**Directions for this task**:
Carry none of the pictures over; write out the complete data exactly.

**Extracted records**:
>>

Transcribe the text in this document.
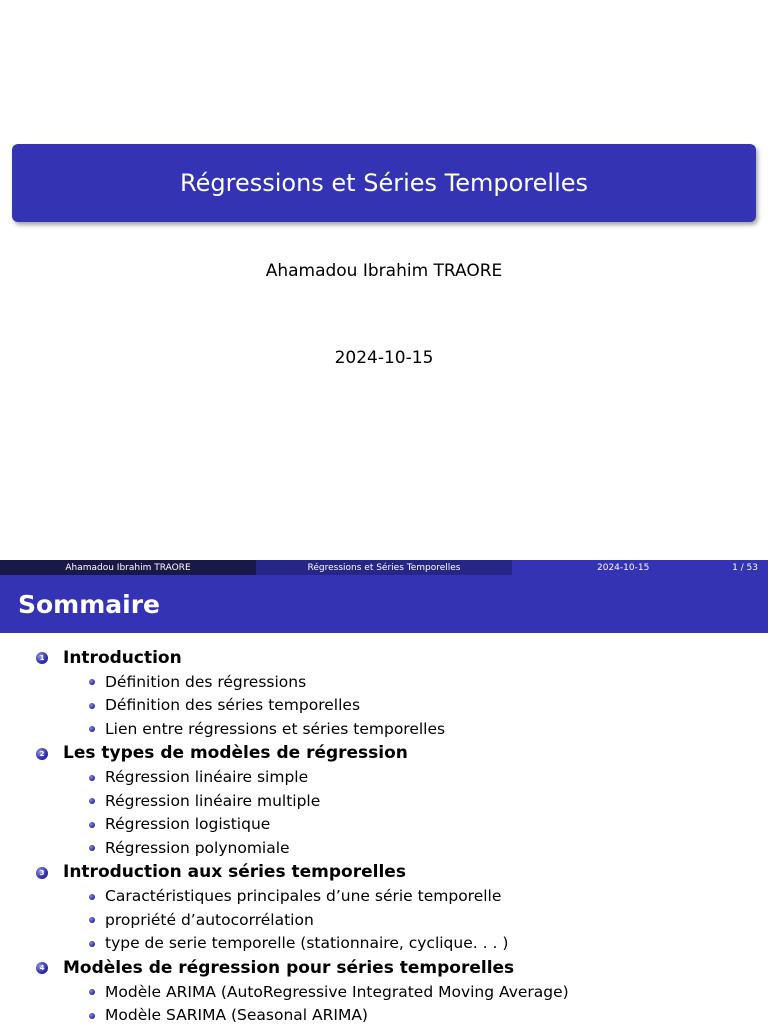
Régressions et Séries Temporelles
Ahamadou Ibrahim TRAORE
2024-10-15
Ahamadou Ibrahim TRAORE	Régressions et Séries Temporelles	2024-10-15	1 / 53
Sommaire
1 Introduction
Définition des régressions
Définition des séries temporelles
Lien entre régressions et séries temporelles
2 Les types de modèles de régression
Régression linéaire simple
Régression linéaire multiple
Régression logistique
Régression polynomiale
3 Introduction aux séries temporelles
Caractéristiques principales d’une série temporelle
propriété d’autocorrélation
type de serie temporelle (stationnaire, cyclique. . . )
4 Modèles de régression pour séries temporelles
Modèle ARIMA (AutoRegressive Integrated Moving Average)
Modèle SARIMA (Seasonal ARIMA)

<<

**Completed exercise**:
Transcribe the text in this document.
Régressions et Séries Temporelles
Ahamadou Ibrahim TRAORE
2024-10-15
Ahamadou Ibrahim TRAORE	Régressions et Séries Temporelles	2024-10-15	1 / 53
Sommaire
1 Introduction
Définition des régressions
Définition des séries temporelles
Lien entre régressions et séries temporelles
2 Les types de modèles de régression
Régression linéaire simple
Régression linéaire multiple
Régression logistique
Régression polynomiale
3 Introduction aux séries temporelles
Caractéristiques principales d’une série temporelle
propriété d’autocorrélation
type de serie temporelle (stationnaire, cyclique. . . )
4 Modèles de régression pour séries temporelles
Modèle ARIMA (AutoRegressive Integrated Moving Average)
Modèle SARIMA (Seasonal ARIMA)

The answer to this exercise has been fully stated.